**Prompt**
Wherever the string "this" appears, copy the whole line.

* START *

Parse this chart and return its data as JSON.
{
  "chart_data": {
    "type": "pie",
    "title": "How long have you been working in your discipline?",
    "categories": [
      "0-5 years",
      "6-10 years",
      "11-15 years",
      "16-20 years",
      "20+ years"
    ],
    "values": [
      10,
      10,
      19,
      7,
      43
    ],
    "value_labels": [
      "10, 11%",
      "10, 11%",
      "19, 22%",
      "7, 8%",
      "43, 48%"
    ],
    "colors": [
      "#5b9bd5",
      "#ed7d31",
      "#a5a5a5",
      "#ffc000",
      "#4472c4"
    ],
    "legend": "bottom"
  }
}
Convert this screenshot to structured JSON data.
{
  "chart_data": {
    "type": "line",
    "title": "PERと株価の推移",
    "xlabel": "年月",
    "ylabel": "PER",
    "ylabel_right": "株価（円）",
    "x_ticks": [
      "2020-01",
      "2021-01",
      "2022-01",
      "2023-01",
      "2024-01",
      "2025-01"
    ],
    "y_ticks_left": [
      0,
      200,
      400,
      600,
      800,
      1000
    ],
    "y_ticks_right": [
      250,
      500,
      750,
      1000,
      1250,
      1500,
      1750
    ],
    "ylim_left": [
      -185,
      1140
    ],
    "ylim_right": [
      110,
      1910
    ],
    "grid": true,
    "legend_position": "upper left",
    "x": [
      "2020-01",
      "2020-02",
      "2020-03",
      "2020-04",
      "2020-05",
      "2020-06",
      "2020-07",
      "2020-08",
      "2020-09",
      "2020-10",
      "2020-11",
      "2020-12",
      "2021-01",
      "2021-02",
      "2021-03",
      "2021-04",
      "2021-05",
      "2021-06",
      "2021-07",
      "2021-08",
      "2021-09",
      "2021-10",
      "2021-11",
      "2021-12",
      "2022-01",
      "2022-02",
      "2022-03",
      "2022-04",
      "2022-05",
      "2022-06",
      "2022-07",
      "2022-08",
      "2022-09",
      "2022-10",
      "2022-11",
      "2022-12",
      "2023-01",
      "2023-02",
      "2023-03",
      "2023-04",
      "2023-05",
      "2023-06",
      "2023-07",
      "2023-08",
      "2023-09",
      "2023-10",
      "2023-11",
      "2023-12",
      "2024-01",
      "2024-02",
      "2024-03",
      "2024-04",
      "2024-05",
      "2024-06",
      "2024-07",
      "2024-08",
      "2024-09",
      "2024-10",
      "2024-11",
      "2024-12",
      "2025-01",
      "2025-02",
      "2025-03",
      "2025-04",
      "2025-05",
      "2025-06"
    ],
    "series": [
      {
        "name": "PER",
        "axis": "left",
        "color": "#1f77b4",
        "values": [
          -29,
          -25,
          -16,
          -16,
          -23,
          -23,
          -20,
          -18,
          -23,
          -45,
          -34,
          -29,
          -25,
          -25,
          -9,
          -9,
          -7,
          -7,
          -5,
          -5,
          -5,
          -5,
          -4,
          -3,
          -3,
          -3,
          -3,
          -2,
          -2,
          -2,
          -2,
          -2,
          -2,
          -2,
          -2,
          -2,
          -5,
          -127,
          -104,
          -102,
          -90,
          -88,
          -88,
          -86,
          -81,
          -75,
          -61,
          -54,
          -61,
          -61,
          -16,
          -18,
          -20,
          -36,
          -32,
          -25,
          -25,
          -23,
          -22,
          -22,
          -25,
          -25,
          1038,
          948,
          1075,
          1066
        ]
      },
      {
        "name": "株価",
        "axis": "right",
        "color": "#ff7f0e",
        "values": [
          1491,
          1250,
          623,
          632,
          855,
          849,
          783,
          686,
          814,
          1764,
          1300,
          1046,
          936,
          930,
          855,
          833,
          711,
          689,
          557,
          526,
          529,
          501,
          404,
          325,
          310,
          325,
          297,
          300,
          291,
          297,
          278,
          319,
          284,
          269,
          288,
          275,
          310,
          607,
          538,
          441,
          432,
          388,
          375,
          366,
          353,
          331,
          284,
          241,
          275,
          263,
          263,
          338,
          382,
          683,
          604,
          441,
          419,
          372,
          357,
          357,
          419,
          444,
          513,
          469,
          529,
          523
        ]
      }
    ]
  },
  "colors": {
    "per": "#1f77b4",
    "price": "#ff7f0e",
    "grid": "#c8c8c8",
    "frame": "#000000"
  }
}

* END *

**Expected answer**
Parse this chart and return its data as JSON.
Convert this screenshot to structured JSON data.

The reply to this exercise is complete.